What this task involves: Skip every image and restate the data word for word.

Supplied data:
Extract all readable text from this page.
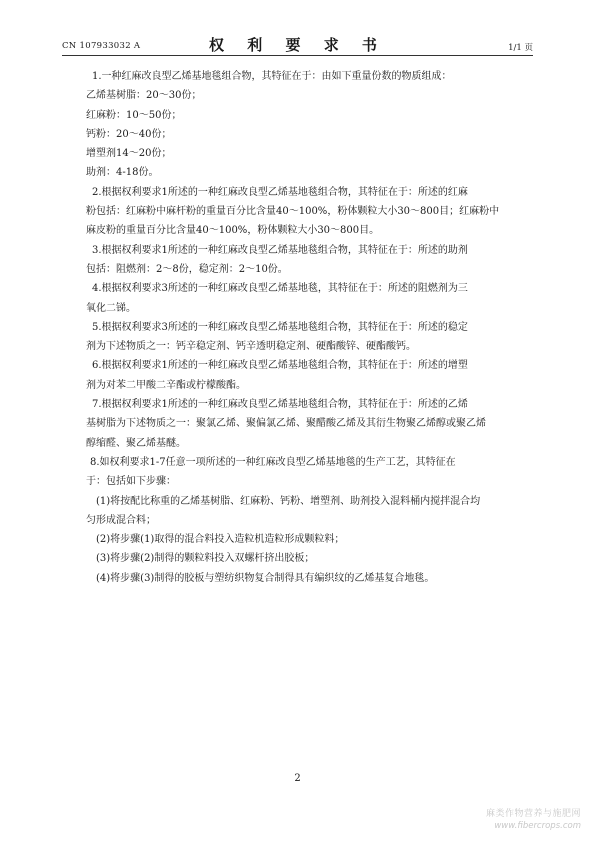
CN 107933032 A	权 利 要 求 书	1/1 页
1.一种红麻改良型乙烯基地毯组合物，其特征在于：由如下重量份数的物质组成：
乙烯基树脂：20～30份；
红麻粉：10～50份；
钙粉：20～40份；
增塑剂14～20份；
助剂：4-18份。
2.根据权利要求1所述的一种红麻改良型乙烯基地毯组合物，其特征在于：所述的红麻
粉包括：红麻粉中麻杆粉的重量百分比含量40～100%，粉体颗粒大小30～800目；红麻粉中
麻皮粉的重量百分比含量40～100%，粉体颗粒大小30～800目。
3.根据权利要求1所述的一种红麻改良型乙烯基地毯组合物，其特征在于：所述的助剂
包括：阻燃剂：2～8份，稳定剂：2～10份。
4.根据权利要求3所述的一种红麻改良型乙烯基地毯，其特征在于：所述的阻燃剂为三
氧化二锑。
5.根据权利要求3所述的一种红麻改良型乙烯基地毯组合物，其特征在于：所述的稳定
剂为下述物质之一：钙辛稳定剂、钙辛透明稳定剂、硬酯酸锌、硬酯酸钙。
6.根据权利要求1所述的一种红麻改良型乙烯基地毯组合物，其特征在于：所述的增塑
剂为对苯二甲酸二辛酯或柠檬酸酯。
7.根据权利要求1所述的一种红麻改良型乙烯基地毯组合物，其特征在于：所述的乙烯
基树脂为下述物质之一：聚氯乙烯、聚偏氯乙烯、聚醋酸乙烯及其衍生物聚乙烯醇或聚乙烯
醇缩醛、聚乙烯基醚。
8.如权利要求1-7任意一项所述的一种红麻改良型乙烯基地毯的生产工艺，其特征在
于：包括如下步骤：
(1)将按配比称重的乙烯基树脂、红麻粉、钙粉、增塑剂、助剂投入混料桶内搅拌混合均
匀形成混合料；
(2)将步骤(1)取得的混合料投入造粒机造粒形成颗粒料；
(3)将步骤(2)制得的颗粒料投入双螺杆挤出胶板；
(4)将步骤(3)制得的胶板与塑纺织物复合制得具有编织纹的乙烯基复合地毯。
2
麻类作物营养与施肥网
www.fibercrops.com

Full solution:
Extract all readable text from this page.
CN 107933032 A	权 利 要 求 书	1/1 页
1.一种红麻改良型乙烯基地毯组合物，其特征在于：由如下重量份数的物质组成：
乙烯基树脂：20～30份；
红麻粉：10～50份；
钙粉：20～40份；
增塑剂14～20份；
助剂：4-18份。
2.根据权利要求1所述的一种红麻改良型乙烯基地毯组合物，其特征在于：所述的红麻
粉包括：红麻粉中麻杆粉的重量百分比含量40～100%，粉体颗粒大小30～800目；红麻粉中
麻皮粉的重量百分比含量40～100%，粉体颗粒大小30～800目。
3.根据权利要求1所述的一种红麻改良型乙烯基地毯组合物，其特征在于：所述的助剂
包括：阻燃剂：2～8份，稳定剂：2～10份。
4.根据权利要求3所述的一种红麻改良型乙烯基地毯，其特征在于：所述的阻燃剂为三
氧化二锑。
5.根据权利要求3所述的一种红麻改良型乙烯基地毯组合物，其特征在于：所述的稳定
剂为下述物质之一：钙辛稳定剂、钙辛透明稳定剂、硬酯酸锌、硬酯酸钙。
6.根据权利要求1所述的一种红麻改良型乙烯基地毯组合物，其特征在于：所述的增塑
剂为对苯二甲酸二辛酯或柠檬酸酯。
7.根据权利要求1所述的一种红麻改良型乙烯基地毯组合物，其特征在于：所述的乙烯
基树脂为下述物质之一：聚氯乙烯、聚偏氯乙烯、聚醋酸乙烯及其衍生物聚乙烯醇或聚乙烯
醇缩醛、聚乙烯基醚。
8.如权利要求1-7任意一项所述的一种红麻改良型乙烯基地毯的生产工艺，其特征在
于：包括如下步骤：
(1)将按配比称重的乙烯基树脂、红麻粉、钙粉、增塑剂、助剂投入混料桶内搅拌混合均
匀形成混合料；
(2)将步骤(1)取得的混合料投入造粒机造粒形成颗粒料；
(3)将步骤(2)制得的颗粒料投入双螺杆挤出胶板；
(4)将步骤(3)制得的胶板与塑纺织物复合制得具有编织纹的乙烯基复合地毯。
2
麻类作物营养与施肥网
www.fibercrops.com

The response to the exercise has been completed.